* **Exercise objective**
Extract each line of the material that follows exactly and omit its pictures.

* **Material for this exercise**

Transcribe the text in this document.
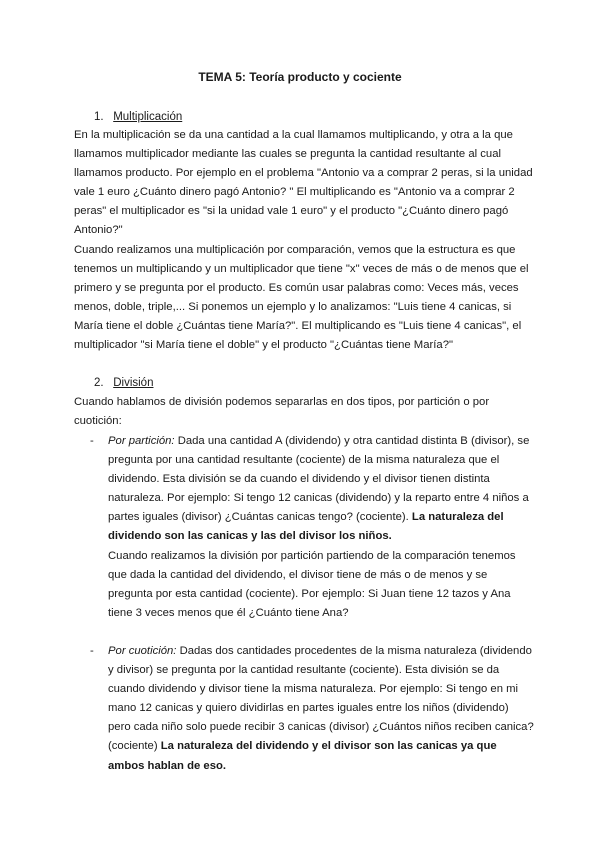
TEMA 5: Teoría producto y cociente
1. Multiplicación
En la multiplicación se da una cantidad a la cual llamamos multiplicando, y otra a la que llamamos multiplicador mediante las cuales se pregunta la cantidad resultante al cual llamamos producto. Por ejemplo en el problema "Antonio va a comprar 2 peras, si la unidad vale 1 euro ¿Cuánto dinero pagó Antonio? " El multiplicando es "Antonio va a comprar 2 peras" el multiplicador es "si la unidad vale 1 euro" y el producto "¿Cuánto dinero pagó Antonio?"
Cuando realizamos una multiplicación por comparación, vemos que la estructura es que tenemos un multiplicando y un multiplicador que tiene "x" veces de más o de menos que el primero y se pregunta por el producto. Es común usar palabras como: Veces más, veces menos, doble, triple,... Si ponemos un ejemplo y lo analizamos: "Luis tiene 4 canicas, si María tiene el doble ¿Cuántas tiene María?". El multiplicando es "Luis tiene 4 canicas", el multiplicador "si María tiene el doble" y el producto "¿Cuántas tiene María?"
2. División
Cuando hablamos de división podemos separarlas en dos tipos, por partición o por cuotición:
- Por partición: Dada una cantidad A (dividendo) y otra cantidad distinta B (divisor), se pregunta por una cantidad resultante (cociente) de la misma naturaleza que el dividendo. Esta división se da cuando el dividendo y el divisor tienen distinta naturaleza. Por ejemplo: Si tengo 12 canicas (dividendo) y la reparto entre 4 niños a partes iguales (divisor) ¿Cuántas canicas tengo? (cociente). La naturaleza del dividendo son las canicas y las del divisor los niños.
Cuando realizamos la división por partición partiendo de la comparación tenemos que dada la cantidad del dividendo, el divisor tiene de más o de menos y se pregunta por esta cantidad (cociente). Por ejemplo: Si Juan tiene 12 tazos y Ana tiene 3 veces menos que él ¿Cuánto tiene Ana?
- Por cuotición: Dadas dos cantidades procedentes de la misma naturaleza (dividendo y divisor) se pregunta por la cantidad resultante (cociente). Esta división se da cuando dividendo y divisor tiene la misma naturaleza. Por ejemplo: Si tengo en mi mano 12 canicas y quiero dividirlas en partes iguales entre los niños (dividendo) pero cada niño solo puede recibir 3 canicas (divisor) ¿Cuántos niños reciben canica? (cociente) La naturaleza del dividendo y el divisor son las canicas ya que ambos hablan de eso.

* **Task answer**
Transcribe the text in this document.
TEMA 5: Teoría producto y cociente
1. Multiplicación
En la multiplicación se da una cantidad a la cual llamamos multiplicando, y otra a la que llamamos multiplicador mediante las cuales se pregunta la cantidad resultante al cual llamamos producto. Por ejemplo en el problema "Antonio va a comprar 2 peras, si la unidad vale 1 euro ¿Cuánto dinero pagó Antonio? " El multiplicando es "Antonio va a comprar 2 peras" el multiplicador es "si la unidad vale 1 euro" y el producto "¿Cuánto dinero pagó Antonio?"
Cuando realizamos una multiplicación por comparación, vemos que la estructura es que tenemos un multiplicando y un multiplicador que tiene "x" veces de más o de menos que el primero y se pregunta por el producto. Es común usar palabras como: Veces más, veces menos, doble, triple,... Si ponemos un ejemplo y lo analizamos: "Luis tiene 4 canicas, si María tiene el doble ¿Cuántas tiene María?". El multiplicando es "Luis tiene 4 canicas", el multiplicador "si María tiene el doble" y el producto "¿Cuántas tiene María?"
2. División
Cuando hablamos de división podemos separarlas en dos tipos, por partición o por cuotición:
- Por partición: Dada una cantidad A (dividendo) y otra cantidad distinta B (divisor), se pregunta por una cantidad resultante (cociente) de la misma naturaleza que el dividendo. Esta división se da cuando el dividendo y el divisor tienen distinta naturaleza. Por ejemplo: Si tengo 12 canicas (dividendo) y la reparto entre 4 niños a partes iguales (divisor) ¿Cuántas canicas tengo? (cociente). La naturaleza del dividendo son las canicas y las del divisor los niños.
Cuando realizamos la división por partición partiendo de la comparación tenemos que dada la cantidad del dividendo, el divisor tiene de más o de menos y se pregunta por esta cantidad (cociente). Por ejemplo: Si Juan tiene 12 tazos y Ana tiene 3 veces menos que él ¿Cuánto tiene Ana?
- Por cuotición: Dadas dos cantidades procedentes de la misma naturaleza (dividendo y divisor) se pregunta por la cantidad resultante (cociente). Esta división se da cuando dividendo y divisor tiene la misma naturaleza. Por ejemplo: Si tengo en mi mano 12 canicas y quiero dividirlas en partes iguales entre los niños (dividendo) pero cada niño solo puede recibir 3 canicas (divisor) ¿Cuántos niños reciben canica? (cociente) La naturaleza del dividendo y el divisor son las canicas ya que ambos hablan de eso.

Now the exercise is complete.